** START OF Data shown **
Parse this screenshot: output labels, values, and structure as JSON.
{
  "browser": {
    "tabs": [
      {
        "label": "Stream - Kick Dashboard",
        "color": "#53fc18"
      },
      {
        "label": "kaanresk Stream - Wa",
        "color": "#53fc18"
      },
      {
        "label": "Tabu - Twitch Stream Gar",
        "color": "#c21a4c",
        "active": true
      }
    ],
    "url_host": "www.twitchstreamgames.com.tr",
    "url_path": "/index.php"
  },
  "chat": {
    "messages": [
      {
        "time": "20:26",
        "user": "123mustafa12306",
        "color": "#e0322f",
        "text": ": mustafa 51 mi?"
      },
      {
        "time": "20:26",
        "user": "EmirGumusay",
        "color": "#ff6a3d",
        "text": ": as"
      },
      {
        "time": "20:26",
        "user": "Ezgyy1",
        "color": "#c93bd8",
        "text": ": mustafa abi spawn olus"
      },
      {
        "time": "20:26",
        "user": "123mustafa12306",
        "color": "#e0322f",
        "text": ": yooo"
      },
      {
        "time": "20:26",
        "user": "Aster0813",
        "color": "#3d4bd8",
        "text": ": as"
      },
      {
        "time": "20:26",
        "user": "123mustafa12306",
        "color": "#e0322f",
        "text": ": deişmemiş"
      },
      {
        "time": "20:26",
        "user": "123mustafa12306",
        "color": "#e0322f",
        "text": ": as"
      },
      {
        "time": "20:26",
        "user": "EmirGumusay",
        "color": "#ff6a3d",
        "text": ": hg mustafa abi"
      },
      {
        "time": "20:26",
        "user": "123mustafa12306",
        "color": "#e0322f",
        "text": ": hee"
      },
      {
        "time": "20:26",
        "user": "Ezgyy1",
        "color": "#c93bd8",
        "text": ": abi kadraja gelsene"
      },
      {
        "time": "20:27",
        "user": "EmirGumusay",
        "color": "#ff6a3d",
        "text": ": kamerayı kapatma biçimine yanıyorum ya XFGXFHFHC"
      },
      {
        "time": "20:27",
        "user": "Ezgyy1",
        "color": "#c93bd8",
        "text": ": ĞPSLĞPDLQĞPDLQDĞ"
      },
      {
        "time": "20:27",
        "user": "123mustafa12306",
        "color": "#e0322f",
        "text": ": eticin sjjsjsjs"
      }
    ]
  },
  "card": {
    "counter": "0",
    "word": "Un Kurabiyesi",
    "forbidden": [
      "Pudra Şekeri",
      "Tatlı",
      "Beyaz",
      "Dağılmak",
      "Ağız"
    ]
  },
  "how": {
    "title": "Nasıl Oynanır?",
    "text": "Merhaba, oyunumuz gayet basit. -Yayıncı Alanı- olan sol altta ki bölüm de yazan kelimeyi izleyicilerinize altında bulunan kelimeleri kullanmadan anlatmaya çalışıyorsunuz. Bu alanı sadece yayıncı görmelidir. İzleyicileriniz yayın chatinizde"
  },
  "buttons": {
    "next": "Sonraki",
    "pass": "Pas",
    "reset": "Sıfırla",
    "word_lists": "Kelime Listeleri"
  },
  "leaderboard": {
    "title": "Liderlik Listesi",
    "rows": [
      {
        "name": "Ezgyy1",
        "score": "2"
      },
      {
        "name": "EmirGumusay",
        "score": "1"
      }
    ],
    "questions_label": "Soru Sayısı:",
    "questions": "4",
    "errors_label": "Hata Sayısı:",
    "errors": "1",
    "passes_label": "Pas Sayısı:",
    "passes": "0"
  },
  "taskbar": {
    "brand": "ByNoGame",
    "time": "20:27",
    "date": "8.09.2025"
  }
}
** END OF Data shown **
▸ Given request
Where a line above contains the string "title", copy that line.

▸ Answer to this task
    "title": "Nasıl Oynanır?",
    "title": "Liderlik Listesi",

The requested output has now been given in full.